**Problem statement**
Search the material for the word "haben" and report each line where it turns up.

━━━━━ Task inputs ━━━━━

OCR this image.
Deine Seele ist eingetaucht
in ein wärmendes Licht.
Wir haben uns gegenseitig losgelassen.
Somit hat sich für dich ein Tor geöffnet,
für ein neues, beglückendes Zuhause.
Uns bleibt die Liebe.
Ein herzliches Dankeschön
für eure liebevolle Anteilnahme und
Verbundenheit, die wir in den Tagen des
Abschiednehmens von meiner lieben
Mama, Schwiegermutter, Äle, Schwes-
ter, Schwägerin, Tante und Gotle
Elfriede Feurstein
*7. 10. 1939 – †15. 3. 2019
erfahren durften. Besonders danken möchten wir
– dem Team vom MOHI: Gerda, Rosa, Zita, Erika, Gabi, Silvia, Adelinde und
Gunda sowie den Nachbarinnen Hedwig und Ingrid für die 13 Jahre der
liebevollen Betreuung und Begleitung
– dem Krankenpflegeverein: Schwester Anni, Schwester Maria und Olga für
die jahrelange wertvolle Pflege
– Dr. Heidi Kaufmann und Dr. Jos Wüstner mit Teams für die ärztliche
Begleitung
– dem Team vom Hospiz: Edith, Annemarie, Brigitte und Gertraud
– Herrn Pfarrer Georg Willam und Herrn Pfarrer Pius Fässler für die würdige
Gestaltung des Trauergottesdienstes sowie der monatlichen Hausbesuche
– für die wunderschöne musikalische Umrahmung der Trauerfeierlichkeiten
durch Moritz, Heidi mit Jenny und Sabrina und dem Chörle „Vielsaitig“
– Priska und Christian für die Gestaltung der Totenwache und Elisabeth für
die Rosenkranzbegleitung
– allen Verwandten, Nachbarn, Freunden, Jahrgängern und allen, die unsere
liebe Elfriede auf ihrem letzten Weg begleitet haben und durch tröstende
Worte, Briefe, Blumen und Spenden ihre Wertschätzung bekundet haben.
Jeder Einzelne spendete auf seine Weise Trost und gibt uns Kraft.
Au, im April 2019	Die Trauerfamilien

━━━━━
━━━━━ Task inputs ━━━━━

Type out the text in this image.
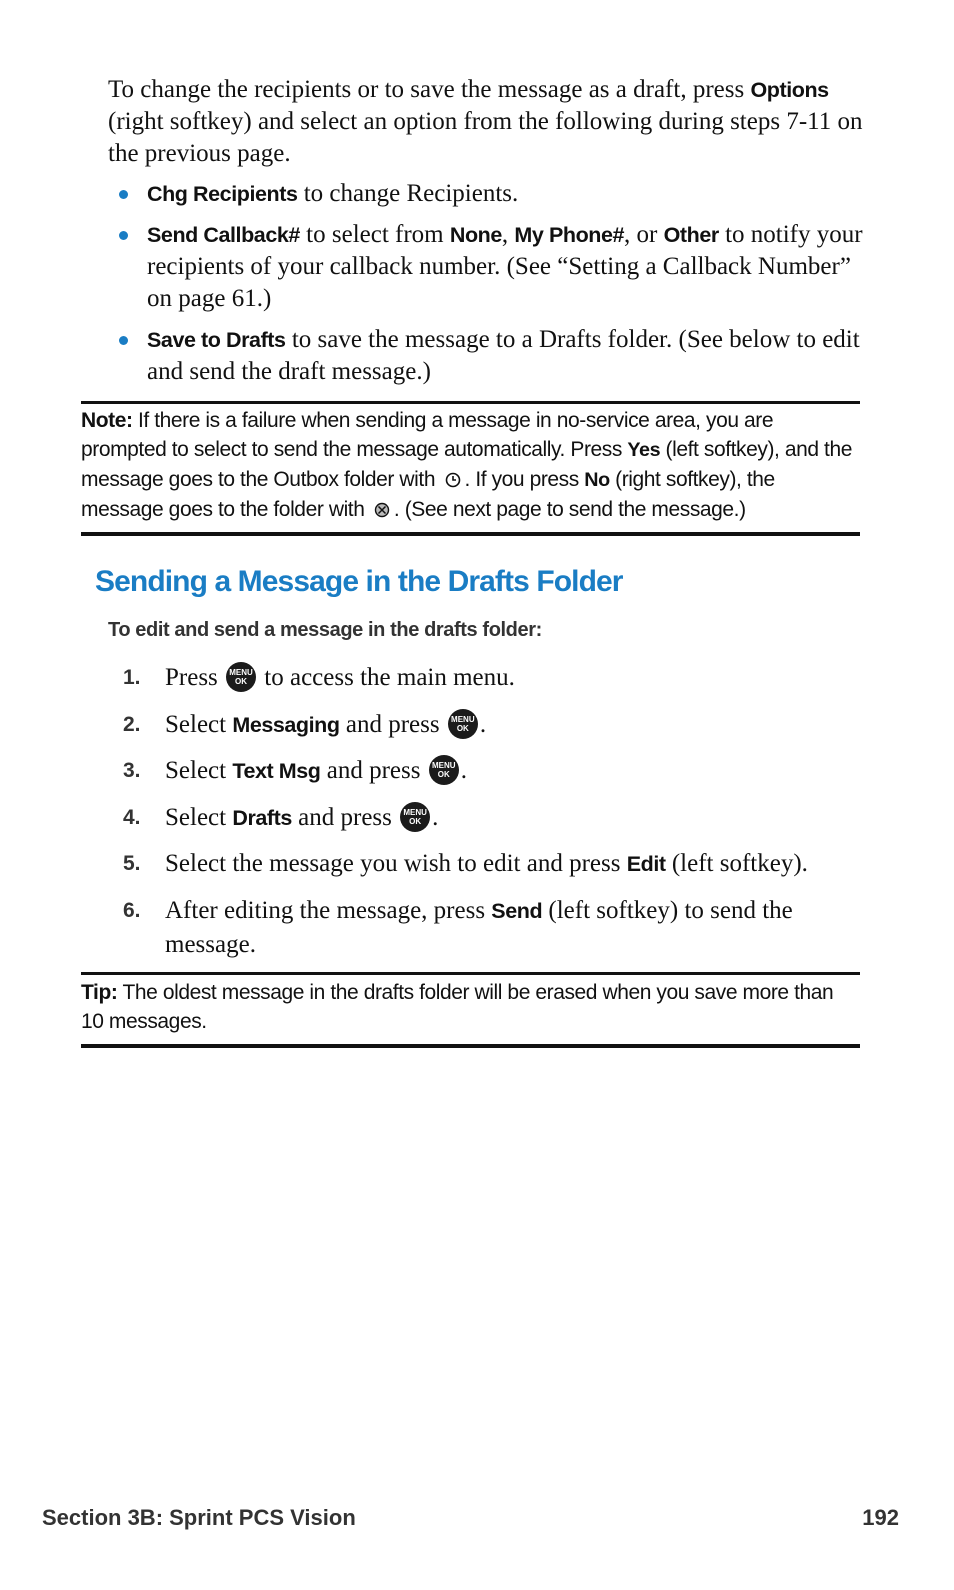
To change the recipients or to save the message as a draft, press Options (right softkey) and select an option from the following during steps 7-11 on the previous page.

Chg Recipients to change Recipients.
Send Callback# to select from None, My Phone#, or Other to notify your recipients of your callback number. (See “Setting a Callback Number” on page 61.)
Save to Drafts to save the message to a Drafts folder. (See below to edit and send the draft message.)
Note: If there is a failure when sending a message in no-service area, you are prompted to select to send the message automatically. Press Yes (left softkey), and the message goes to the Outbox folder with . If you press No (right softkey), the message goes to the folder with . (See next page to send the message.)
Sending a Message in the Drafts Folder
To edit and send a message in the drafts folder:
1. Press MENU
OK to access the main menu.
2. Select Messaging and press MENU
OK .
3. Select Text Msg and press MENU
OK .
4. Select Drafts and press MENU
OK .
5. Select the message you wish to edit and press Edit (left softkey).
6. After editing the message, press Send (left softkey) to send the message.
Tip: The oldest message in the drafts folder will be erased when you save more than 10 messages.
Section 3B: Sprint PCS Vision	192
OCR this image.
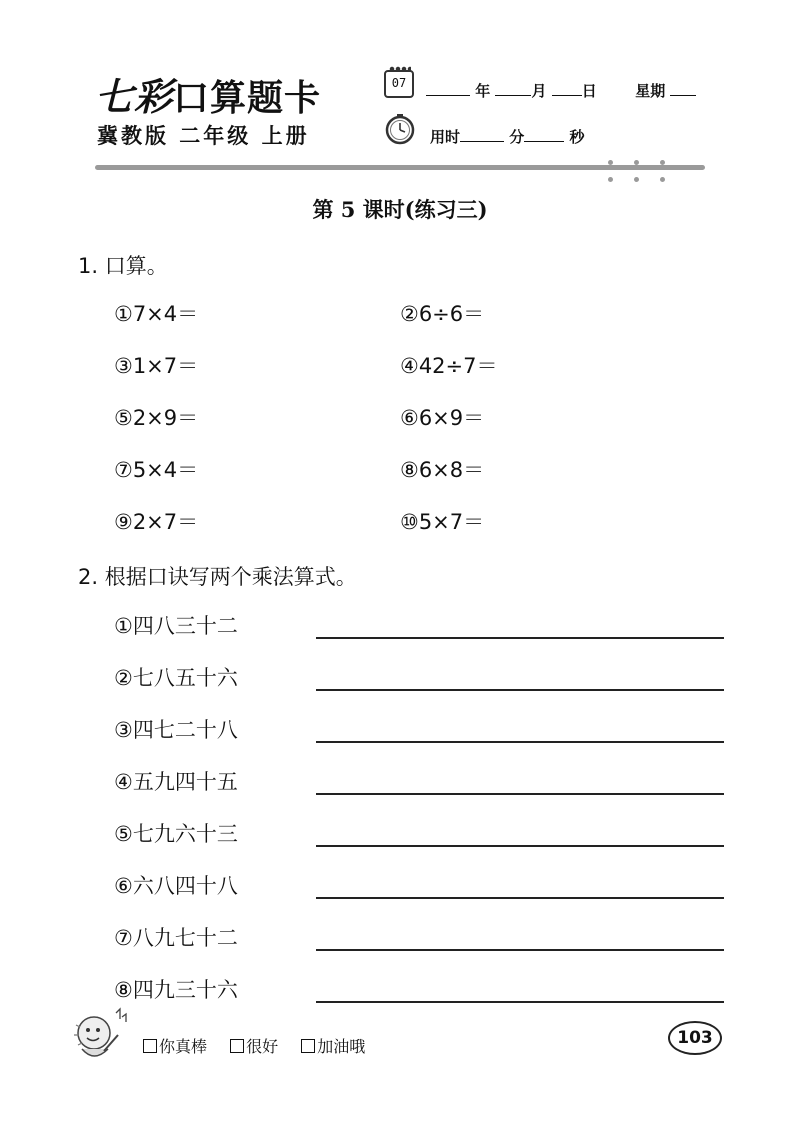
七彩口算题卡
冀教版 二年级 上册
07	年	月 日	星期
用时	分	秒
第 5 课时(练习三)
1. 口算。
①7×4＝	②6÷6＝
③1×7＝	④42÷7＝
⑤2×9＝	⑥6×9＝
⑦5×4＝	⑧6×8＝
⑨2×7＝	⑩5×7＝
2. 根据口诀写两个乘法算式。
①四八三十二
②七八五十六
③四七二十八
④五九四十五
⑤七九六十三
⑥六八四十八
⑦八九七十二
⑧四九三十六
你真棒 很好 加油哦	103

━━━━━

**Expected output**
Wir haben uns gegenseitig losgelassen.
liebe Elfriede auf ihrem letzten Weg begleitet haben und durch tröstende
Worte, Briefe, Blumen und Spenden ihre Wertschätzung bekundet haben.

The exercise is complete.